SHORT PROBLEM: Rewrite the lines below with every "data-label" changed to "value-label" and everything else left as it is. Leave the pictures out.

RECORDS PROVIDED:
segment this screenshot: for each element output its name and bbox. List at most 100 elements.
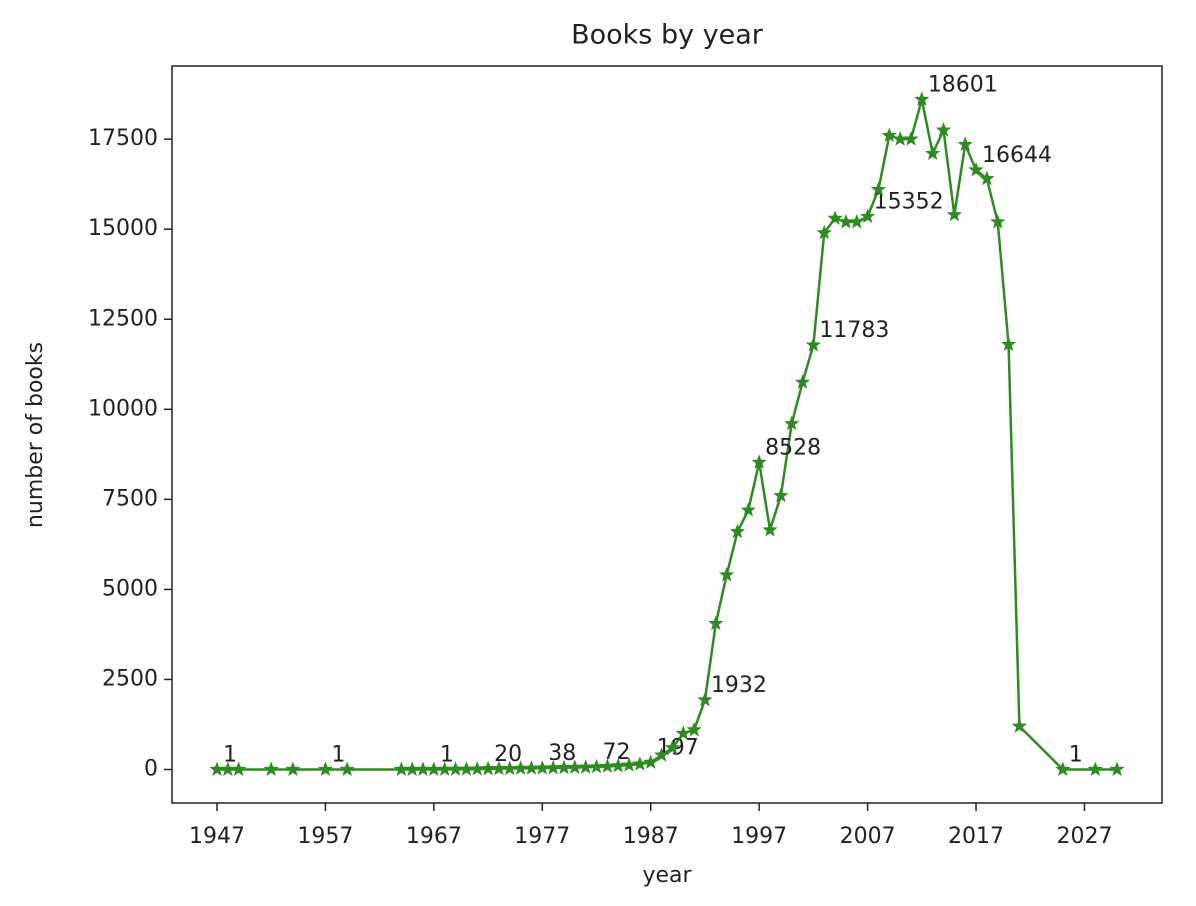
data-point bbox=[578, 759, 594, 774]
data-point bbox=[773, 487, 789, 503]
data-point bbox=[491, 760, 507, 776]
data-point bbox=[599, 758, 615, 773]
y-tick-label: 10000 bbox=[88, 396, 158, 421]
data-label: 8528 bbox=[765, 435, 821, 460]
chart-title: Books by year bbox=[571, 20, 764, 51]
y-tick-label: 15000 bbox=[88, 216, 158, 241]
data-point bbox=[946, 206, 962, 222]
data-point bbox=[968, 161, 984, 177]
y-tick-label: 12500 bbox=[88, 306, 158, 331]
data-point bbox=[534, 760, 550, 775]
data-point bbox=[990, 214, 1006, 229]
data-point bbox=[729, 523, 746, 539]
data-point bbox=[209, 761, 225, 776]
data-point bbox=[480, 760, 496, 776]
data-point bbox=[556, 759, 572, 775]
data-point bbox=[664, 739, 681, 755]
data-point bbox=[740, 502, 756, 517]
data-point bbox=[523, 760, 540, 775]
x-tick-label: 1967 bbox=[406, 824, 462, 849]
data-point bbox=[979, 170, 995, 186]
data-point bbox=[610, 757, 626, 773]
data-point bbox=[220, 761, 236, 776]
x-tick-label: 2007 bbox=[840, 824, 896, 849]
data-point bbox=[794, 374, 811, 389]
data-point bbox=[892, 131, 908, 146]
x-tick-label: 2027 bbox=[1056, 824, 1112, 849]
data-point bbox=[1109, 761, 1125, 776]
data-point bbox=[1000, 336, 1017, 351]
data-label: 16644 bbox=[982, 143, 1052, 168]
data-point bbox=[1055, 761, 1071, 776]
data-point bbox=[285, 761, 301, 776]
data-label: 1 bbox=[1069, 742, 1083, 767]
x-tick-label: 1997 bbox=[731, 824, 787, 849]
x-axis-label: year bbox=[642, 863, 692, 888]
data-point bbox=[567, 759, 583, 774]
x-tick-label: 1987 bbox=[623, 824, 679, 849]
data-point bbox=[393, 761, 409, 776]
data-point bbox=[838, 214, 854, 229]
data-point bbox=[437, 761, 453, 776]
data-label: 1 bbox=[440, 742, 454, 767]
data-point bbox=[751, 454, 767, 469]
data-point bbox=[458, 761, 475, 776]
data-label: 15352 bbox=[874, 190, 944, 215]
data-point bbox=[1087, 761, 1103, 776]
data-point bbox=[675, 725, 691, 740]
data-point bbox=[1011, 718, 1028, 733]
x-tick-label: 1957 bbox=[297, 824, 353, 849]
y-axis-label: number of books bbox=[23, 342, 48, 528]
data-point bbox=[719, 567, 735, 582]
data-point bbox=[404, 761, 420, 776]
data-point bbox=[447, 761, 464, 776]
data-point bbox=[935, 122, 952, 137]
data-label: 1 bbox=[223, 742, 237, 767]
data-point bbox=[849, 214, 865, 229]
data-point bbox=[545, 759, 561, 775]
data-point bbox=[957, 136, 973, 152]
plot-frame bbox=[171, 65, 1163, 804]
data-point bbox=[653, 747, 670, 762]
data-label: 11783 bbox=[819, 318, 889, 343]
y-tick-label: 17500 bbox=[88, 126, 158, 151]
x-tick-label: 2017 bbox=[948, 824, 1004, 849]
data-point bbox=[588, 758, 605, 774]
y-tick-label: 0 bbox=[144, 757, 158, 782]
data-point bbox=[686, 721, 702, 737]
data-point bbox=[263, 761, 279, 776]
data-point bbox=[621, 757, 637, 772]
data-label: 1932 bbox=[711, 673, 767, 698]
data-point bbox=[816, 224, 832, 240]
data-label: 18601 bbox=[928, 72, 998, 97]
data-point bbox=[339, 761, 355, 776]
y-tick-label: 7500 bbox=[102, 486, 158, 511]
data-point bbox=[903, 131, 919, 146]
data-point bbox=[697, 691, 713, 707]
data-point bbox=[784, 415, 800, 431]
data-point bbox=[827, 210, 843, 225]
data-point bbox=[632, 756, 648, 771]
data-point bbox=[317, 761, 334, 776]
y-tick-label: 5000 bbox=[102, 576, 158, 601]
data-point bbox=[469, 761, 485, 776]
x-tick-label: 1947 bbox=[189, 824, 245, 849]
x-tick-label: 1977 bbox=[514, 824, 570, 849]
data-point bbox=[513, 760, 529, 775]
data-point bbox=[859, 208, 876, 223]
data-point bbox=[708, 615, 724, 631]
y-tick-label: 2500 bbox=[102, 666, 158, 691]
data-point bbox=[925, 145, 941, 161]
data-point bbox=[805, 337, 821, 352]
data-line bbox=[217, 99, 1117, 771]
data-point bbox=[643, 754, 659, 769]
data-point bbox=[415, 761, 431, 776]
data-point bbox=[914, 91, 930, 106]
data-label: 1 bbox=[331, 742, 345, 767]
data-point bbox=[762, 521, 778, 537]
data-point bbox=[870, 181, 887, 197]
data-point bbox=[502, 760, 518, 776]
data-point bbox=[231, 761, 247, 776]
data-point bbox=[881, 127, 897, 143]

TASK ANSWER:
segment this screenshot: for each element output its name and bbox. List at most 100 elements.
data-point bbox=[578, 759, 594, 774]
data-point bbox=[773, 487, 789, 503]
data-point bbox=[491, 760, 507, 776]
data-point bbox=[599, 758, 615, 773]
y-tick-label: 10000 bbox=[88, 396, 158, 421]
value-label: 8528 bbox=[765, 435, 821, 460]
chart-title: Books by year bbox=[571, 20, 764, 51]
y-tick-label: 15000 bbox=[88, 216, 158, 241]
data-point bbox=[946, 206, 962, 222]
data-point bbox=[968, 161, 984, 177]
y-tick-label: 12500 bbox=[88, 306, 158, 331]
data-point bbox=[534, 760, 550, 775]
data-point bbox=[990, 214, 1006, 229]
data-point bbox=[729, 523, 746, 539]
data-point bbox=[209, 761, 225, 776]
data-point bbox=[480, 760, 496, 776]
data-point bbox=[556, 759, 572, 775]
data-point bbox=[664, 739, 681, 755]
data-point bbox=[740, 502, 756, 517]
data-point bbox=[523, 760, 540, 775]
x-tick-label: 1967 bbox=[406, 824, 462, 849]
data-point bbox=[979, 170, 995, 186]
data-point bbox=[610, 757, 626, 773]
data-point bbox=[220, 761, 236, 776]
x-tick-label: 2007 bbox=[840, 824, 896, 849]
data-point bbox=[794, 374, 811, 389]
data-point bbox=[892, 131, 908, 146]
x-tick-label: 2027 bbox=[1056, 824, 1112, 849]
data-point bbox=[1109, 761, 1125, 776]
data-point bbox=[1000, 336, 1017, 351]
value-label: 16644 bbox=[982, 143, 1052, 168]
data-point bbox=[1055, 761, 1071, 776]
data-point bbox=[285, 761, 301, 776]
value-label: 1 bbox=[1069, 742, 1083, 767]
x-tick-label: 1997 bbox=[731, 824, 787, 849]
x-axis-label: year bbox=[642, 863, 692, 888]
data-point bbox=[567, 759, 583, 774]
x-tick-label: 1987 bbox=[623, 824, 679, 849]
data-point bbox=[393, 761, 409, 776]
data-point bbox=[838, 214, 854, 229]
data-point bbox=[437, 761, 453, 776]
value-label: 1 bbox=[440, 742, 454, 767]
data-point bbox=[751, 454, 767, 469]
data-point bbox=[458, 761, 475, 776]
value-label: 15352 bbox=[874, 190, 944, 215]
data-point bbox=[1087, 761, 1103, 776]
data-point bbox=[675, 725, 691, 740]
data-point bbox=[1011, 718, 1028, 733]
x-tick-label: 1957 bbox=[297, 824, 353, 849]
y-axis-label: number of books bbox=[23, 342, 48, 528]
data-point bbox=[719, 567, 735, 582]
data-point bbox=[404, 761, 420, 776]
data-point bbox=[447, 761, 464, 776]
data-point bbox=[935, 122, 952, 137]
value-label: 1 bbox=[223, 742, 237, 767]
data-point bbox=[849, 214, 865, 229]
data-point bbox=[545, 759, 561, 775]
data-point bbox=[957, 136, 973, 152]
plot-frame bbox=[171, 65, 1163, 804]
data-point bbox=[653, 747, 670, 762]
value-label: 11783 bbox=[819, 318, 889, 343]
y-tick-label: 17500 bbox=[88, 126, 158, 151]
x-tick-label: 2017 bbox=[948, 824, 1004, 849]
data-point bbox=[588, 758, 605, 774]
y-tick-label: 0 bbox=[144, 757, 158, 782]
data-point bbox=[686, 721, 702, 737]
data-point bbox=[263, 761, 279, 776]
data-point bbox=[621, 757, 637, 772]
value-label: 1932 bbox=[711, 673, 767, 698]
data-point bbox=[816, 224, 832, 240]
value-label: 18601 bbox=[928, 72, 998, 97]
data-point bbox=[339, 761, 355, 776]
y-tick-label: 7500 bbox=[102, 486, 158, 511]
data-point bbox=[903, 131, 919, 146]
data-point bbox=[697, 691, 713, 707]
data-point bbox=[784, 415, 800, 431]
data-point bbox=[827, 210, 843, 225]
data-point bbox=[632, 756, 648, 771]
data-point bbox=[317, 761, 334, 776]
y-tick-label: 5000 bbox=[102, 576, 158, 601]
data-point bbox=[469, 761, 485, 776]
x-tick-label: 1947 bbox=[189, 824, 245, 849]
x-tick-label: 1977 bbox=[514, 824, 570, 849]
data-point bbox=[513, 760, 529, 775]
data-point bbox=[859, 208, 876, 223]
data-point bbox=[708, 615, 724, 631]
y-tick-label: 2500 bbox=[102, 666, 158, 691]
data-point bbox=[925, 145, 941, 161]
data-point bbox=[805, 337, 821, 352]
data-line bbox=[217, 99, 1117, 771]
data-point bbox=[643, 754, 659, 769]
data-point bbox=[415, 761, 431, 776]
data-point bbox=[914, 91, 930, 106]
value-label: 1 bbox=[331, 742, 345, 767]
data-point bbox=[762, 521, 778, 537]
data-point bbox=[870, 181, 887, 197]
data-point bbox=[502, 760, 518, 776]
data-point bbox=[231, 761, 247, 776]
data-point bbox=[881, 127, 897, 143]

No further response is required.